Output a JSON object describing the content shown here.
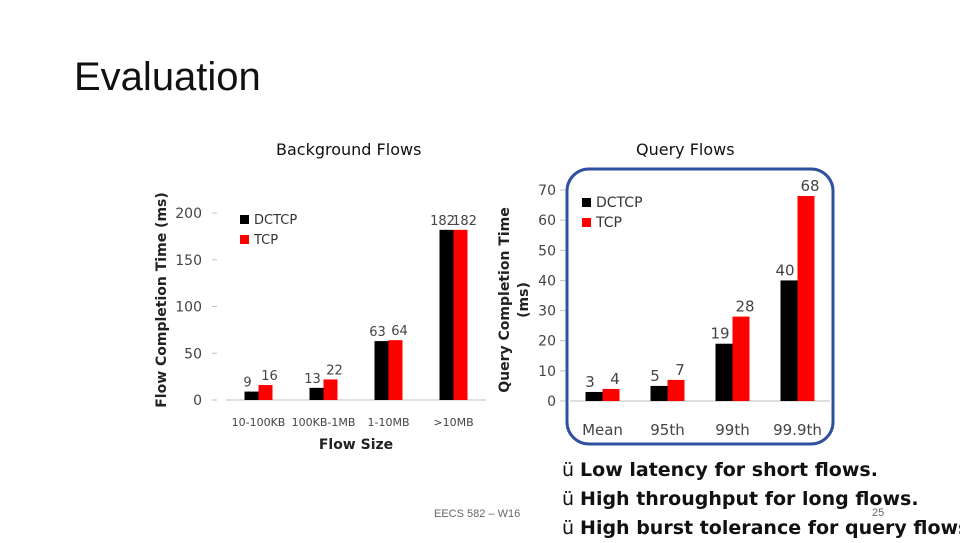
{
  "slide": {
    "title": "Evaluation",
    "footer": "EECS 582 – W16",
    "page_number": "25",
    "bullets": [
      {
        "check": "ü",
        "text": "Low latency for short flows."
      },
      {
        "check": "ü",
        "text": "High throughput for long flows."
      },
      {
        "check": "ü",
        "text": "High burst tolerance for query flows."
      }
    ]
  },
  "chart_data": [
    {
      "type": "bar",
      "title": "Background Flows",
      "xlabel": "Flow Size",
      "ylabel": "Flow Completion Time (ms)",
      "ylim": [
        0,
        200
      ],
      "yticks": [
        0,
        50,
        100,
        150,
        200
      ],
      "categories": [
        "10-100KB",
        "100KB-1MB",
        "1-10MB",
        ">10MB"
      ],
      "series": [
        {
          "name": "DCTCP",
          "color": "#000000",
          "values": [
            9,
            13,
            63,
            182
          ]
        },
        {
          "name": "TCP",
          "color": "#ff0000",
          "values": [
            16,
            22,
            64,
            182
          ]
        }
      ],
      "legend": "top-left",
      "grid": false
    },
    {
      "type": "bar",
      "title": "Query Flows",
      "xlabel": "",
      "ylabel": "Query Completion Time (ms)",
      "ylim": [
        0,
        70
      ],
      "yticks": [
        0,
        10,
        20,
        30,
        40,
        50,
        60,
        70
      ],
      "categories": [
        "Mean",
        "95th",
        "99th",
        "99.9th"
      ],
      "series": [
        {
          "name": "DCTCP",
          "color": "#000000",
          "values": [
            3,
            5,
            19,
            40
          ]
        },
        {
          "name": "TCP",
          "color": "#ff0000",
          "values": [
            4,
            7,
            28,
            68
          ]
        }
      ],
      "legend": "top-left",
      "grid": false,
      "highlight_border_color": "#2f4f9f"
    }
  ]
}
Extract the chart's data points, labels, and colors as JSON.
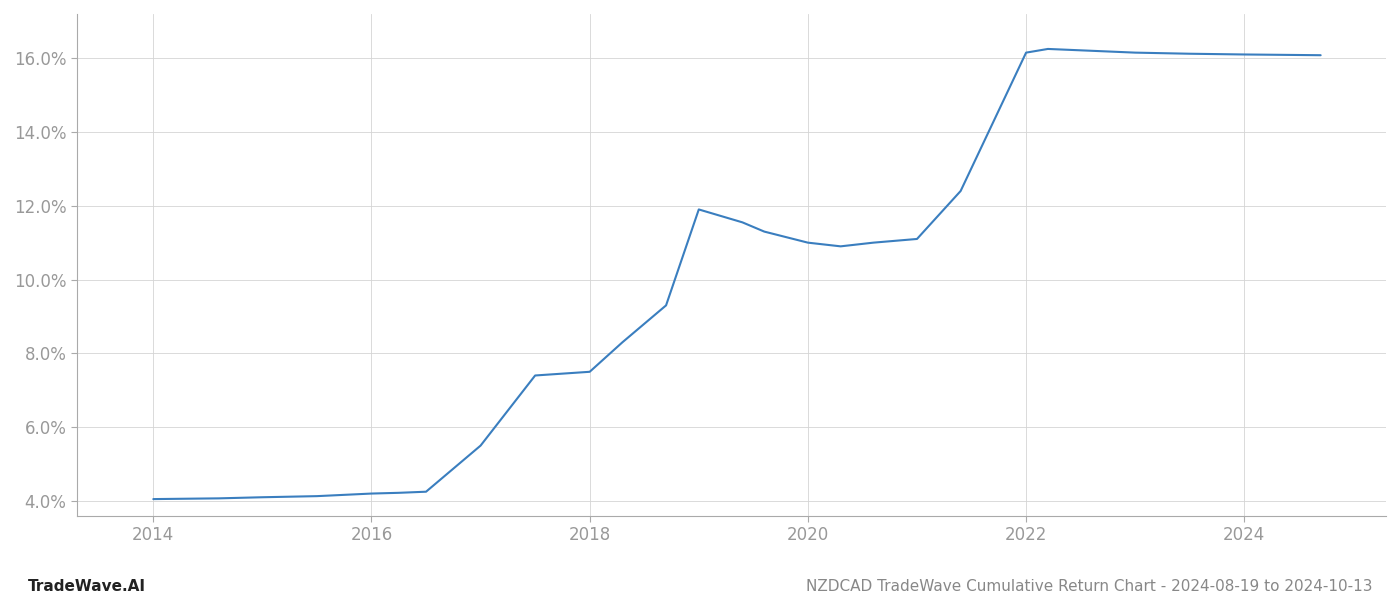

- Exercise instructions
Would you set down the listing exactly, omitting pictures?

- Exercise solution
Output a JSON object describing the content shown here.
{
  "slide": {
    "title": "Evaluation",
    "footer": "EECS 582 – W16",
    "page_number": "25",
    "bullets": [
      {
        "check": "ü",
        "text": "Low latency for short flows."
      },
      {
        "check": "ü",
        "text": "High throughput for long flows."
      },
      {
        "check": "ü",
        "text": "High burst tolerance for query flows."
      }
    ]
  },
  "chart_data": [
    {
      "type": "bar",
      "title": "Background Flows",
      "xlabel": "Flow Size",
      "ylabel": "Flow Completion Time (ms)",
      "ylim": [
        0,
        200
      ],
      "yticks": [
        0,
        50,
        100,
        150,
        200
      ],
      "categories": [
        "10-100KB",
        "100KB-1MB",
        "1-10MB",
        ">10MB"
      ],
      "series": [
        {
          "name": "DCTCP",
          "color": "#000000",
          "values": [
            9,
            13,
            63,
            182
          ]
        },
        {
          "name": "TCP",
          "color": "#ff0000",
          "values": [
            16,
            22,
            64,
            182
          ]
        }
      ],
      "legend": "top-left",
      "grid": false
    },
    {
      "type": "bar",
      "title": "Query Flows",
      "xlabel": "",
      "ylabel": "Query Completion Time (ms)",
      "ylim": [
        0,
        70
      ],
      "yticks": [
        0,
        10,
        20,
        30,
        40,
        50,
        60,
        70
      ],
      "categories": [
        "Mean",
        "95th",
        "99th",
        "99.9th"
      ],
      "series": [
        {
          "name": "DCTCP",
          "color": "#000000",
          "values": [
            3,
            5,
            19,
            40
          ]
        },
        {
          "name": "TCP",
          "color": "#ff0000",
          "values": [
            4,
            7,
            28,
            68
          ]
        }
      ],
      "legend": "top-left",
      "grid": false,
      "highlight_border_color": "#2f4f9f"
    }
  ]
}
Extract the chart's data points, labels, and colors as JSON.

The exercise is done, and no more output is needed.